Stored data
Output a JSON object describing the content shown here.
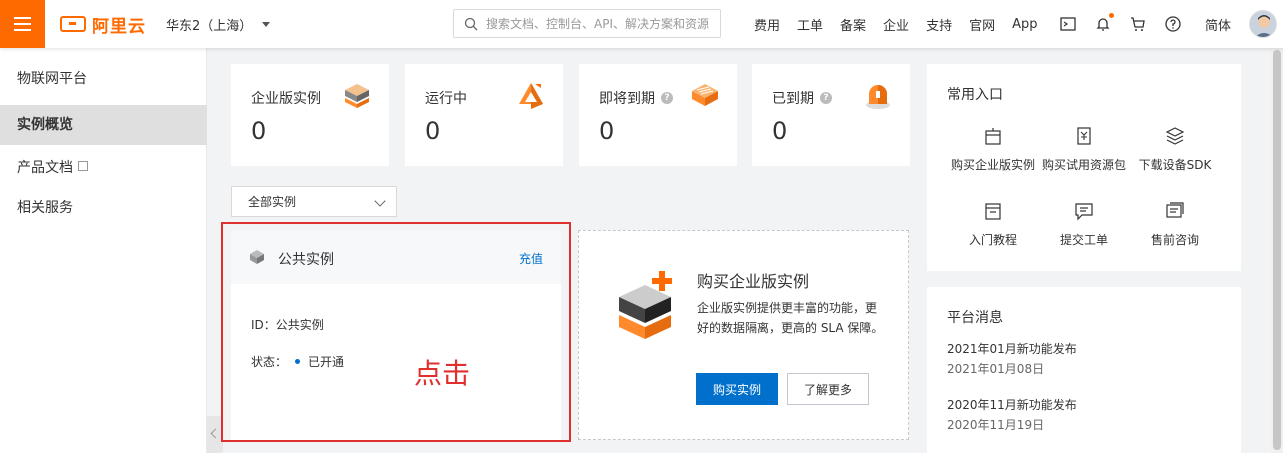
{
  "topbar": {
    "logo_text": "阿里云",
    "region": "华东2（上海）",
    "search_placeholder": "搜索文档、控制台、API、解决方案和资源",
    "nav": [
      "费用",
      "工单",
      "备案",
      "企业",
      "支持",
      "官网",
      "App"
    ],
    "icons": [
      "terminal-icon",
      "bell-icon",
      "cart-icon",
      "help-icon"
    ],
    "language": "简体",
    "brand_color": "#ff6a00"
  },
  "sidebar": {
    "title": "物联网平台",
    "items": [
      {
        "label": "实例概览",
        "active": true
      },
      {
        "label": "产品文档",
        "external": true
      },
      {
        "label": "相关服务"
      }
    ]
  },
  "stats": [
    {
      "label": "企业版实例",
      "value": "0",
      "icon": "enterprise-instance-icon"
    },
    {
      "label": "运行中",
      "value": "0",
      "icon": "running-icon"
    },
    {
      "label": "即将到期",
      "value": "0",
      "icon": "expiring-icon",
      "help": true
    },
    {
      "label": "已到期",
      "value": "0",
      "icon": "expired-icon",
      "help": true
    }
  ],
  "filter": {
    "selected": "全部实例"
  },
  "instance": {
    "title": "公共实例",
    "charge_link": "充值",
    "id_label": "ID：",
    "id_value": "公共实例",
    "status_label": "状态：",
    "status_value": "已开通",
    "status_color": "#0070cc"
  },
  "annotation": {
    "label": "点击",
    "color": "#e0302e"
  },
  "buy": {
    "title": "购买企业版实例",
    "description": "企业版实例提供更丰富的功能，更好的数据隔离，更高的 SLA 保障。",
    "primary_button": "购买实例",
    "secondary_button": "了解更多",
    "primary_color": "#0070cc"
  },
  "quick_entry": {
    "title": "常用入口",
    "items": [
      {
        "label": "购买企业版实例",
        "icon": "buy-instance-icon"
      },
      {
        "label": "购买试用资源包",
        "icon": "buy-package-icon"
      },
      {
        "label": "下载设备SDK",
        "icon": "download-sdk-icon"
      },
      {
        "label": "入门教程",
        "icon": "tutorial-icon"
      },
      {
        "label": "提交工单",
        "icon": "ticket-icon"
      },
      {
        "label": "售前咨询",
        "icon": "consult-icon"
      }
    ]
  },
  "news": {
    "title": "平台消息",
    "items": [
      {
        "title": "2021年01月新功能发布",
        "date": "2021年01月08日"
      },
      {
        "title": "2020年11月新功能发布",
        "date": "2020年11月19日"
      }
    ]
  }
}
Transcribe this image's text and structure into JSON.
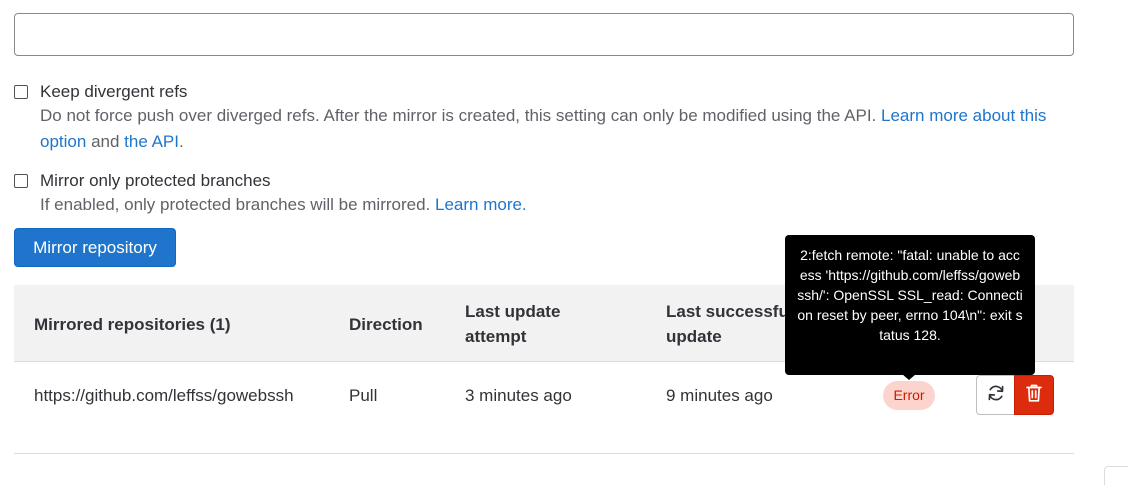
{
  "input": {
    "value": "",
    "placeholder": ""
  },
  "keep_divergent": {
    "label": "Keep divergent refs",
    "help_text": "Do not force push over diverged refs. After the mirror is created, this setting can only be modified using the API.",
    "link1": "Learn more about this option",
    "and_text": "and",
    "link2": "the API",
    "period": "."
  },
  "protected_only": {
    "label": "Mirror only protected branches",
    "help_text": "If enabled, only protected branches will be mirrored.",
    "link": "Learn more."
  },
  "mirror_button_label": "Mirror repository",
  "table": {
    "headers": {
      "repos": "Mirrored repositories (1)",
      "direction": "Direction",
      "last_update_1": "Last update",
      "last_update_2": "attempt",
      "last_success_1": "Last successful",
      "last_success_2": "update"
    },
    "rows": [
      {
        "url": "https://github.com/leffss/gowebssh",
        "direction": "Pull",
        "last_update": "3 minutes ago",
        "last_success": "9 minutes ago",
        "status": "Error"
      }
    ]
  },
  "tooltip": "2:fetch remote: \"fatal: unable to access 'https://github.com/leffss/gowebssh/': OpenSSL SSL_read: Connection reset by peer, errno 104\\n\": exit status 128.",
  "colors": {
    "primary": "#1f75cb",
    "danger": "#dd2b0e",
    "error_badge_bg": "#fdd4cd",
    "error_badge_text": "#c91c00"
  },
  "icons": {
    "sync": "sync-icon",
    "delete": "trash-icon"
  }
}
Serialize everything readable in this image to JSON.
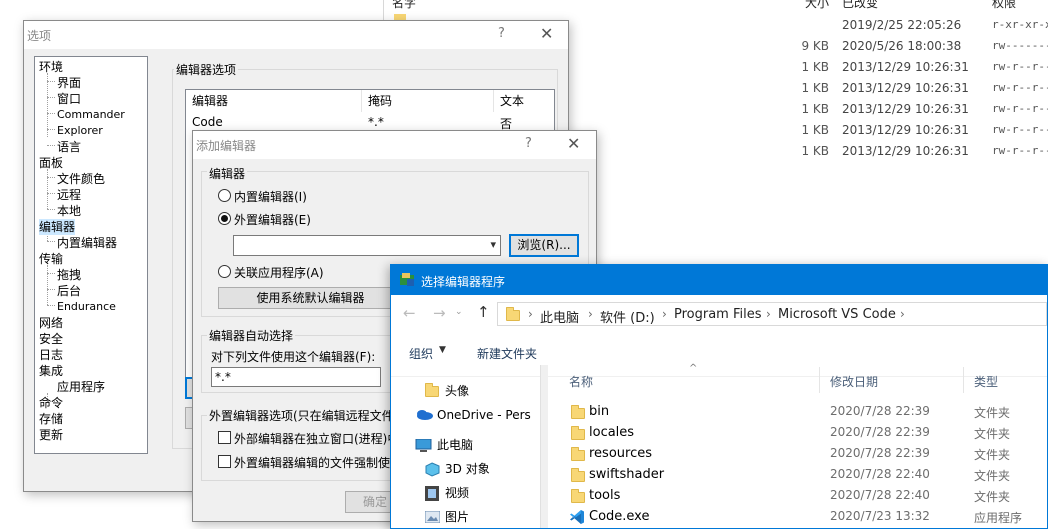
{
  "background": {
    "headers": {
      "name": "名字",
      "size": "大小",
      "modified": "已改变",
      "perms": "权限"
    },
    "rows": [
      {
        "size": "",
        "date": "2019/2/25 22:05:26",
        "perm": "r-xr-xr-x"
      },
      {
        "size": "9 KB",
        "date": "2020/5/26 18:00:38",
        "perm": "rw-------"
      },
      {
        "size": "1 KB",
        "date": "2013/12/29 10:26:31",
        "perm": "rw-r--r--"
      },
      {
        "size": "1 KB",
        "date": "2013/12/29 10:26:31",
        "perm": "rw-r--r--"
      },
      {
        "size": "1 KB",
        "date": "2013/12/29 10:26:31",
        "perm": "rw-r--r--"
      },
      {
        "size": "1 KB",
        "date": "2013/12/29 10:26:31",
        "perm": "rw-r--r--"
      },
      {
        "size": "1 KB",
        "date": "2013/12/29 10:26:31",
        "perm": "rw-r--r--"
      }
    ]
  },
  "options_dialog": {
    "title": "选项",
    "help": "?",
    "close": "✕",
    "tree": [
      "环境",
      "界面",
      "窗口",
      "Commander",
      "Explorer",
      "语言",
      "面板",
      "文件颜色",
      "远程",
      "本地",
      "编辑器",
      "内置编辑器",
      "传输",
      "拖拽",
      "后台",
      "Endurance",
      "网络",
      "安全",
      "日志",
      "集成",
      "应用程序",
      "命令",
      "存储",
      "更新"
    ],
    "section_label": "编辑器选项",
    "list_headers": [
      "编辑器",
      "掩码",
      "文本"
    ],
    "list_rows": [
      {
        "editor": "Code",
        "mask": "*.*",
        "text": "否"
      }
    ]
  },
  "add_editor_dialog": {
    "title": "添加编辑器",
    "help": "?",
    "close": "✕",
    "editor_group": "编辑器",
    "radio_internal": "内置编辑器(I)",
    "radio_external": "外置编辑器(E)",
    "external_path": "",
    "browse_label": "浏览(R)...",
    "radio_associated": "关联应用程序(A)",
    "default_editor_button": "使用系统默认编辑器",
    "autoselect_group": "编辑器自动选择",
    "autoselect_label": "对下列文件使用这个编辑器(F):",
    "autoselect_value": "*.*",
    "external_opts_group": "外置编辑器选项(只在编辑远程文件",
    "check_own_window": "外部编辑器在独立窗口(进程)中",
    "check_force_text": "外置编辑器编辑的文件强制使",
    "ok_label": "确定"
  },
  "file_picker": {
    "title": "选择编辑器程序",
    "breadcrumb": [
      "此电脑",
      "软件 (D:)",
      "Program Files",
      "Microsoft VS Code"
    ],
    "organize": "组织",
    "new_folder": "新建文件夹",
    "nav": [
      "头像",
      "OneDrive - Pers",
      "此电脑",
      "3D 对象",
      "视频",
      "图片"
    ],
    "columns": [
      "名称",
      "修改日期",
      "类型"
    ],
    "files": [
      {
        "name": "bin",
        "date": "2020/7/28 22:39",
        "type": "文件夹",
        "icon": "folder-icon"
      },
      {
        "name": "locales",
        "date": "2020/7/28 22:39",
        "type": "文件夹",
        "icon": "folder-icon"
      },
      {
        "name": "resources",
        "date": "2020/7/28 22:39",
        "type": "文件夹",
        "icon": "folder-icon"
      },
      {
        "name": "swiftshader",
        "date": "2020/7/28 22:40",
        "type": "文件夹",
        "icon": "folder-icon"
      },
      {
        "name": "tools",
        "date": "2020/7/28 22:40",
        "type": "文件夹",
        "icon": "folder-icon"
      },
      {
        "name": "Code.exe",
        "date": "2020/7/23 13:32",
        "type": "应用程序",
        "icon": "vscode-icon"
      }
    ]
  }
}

→ Written problem:
Pick out the lines above that hold the string "true" and show them.

→ Written solution:
        "active": true
        "external": true
      "help": true
      "help": true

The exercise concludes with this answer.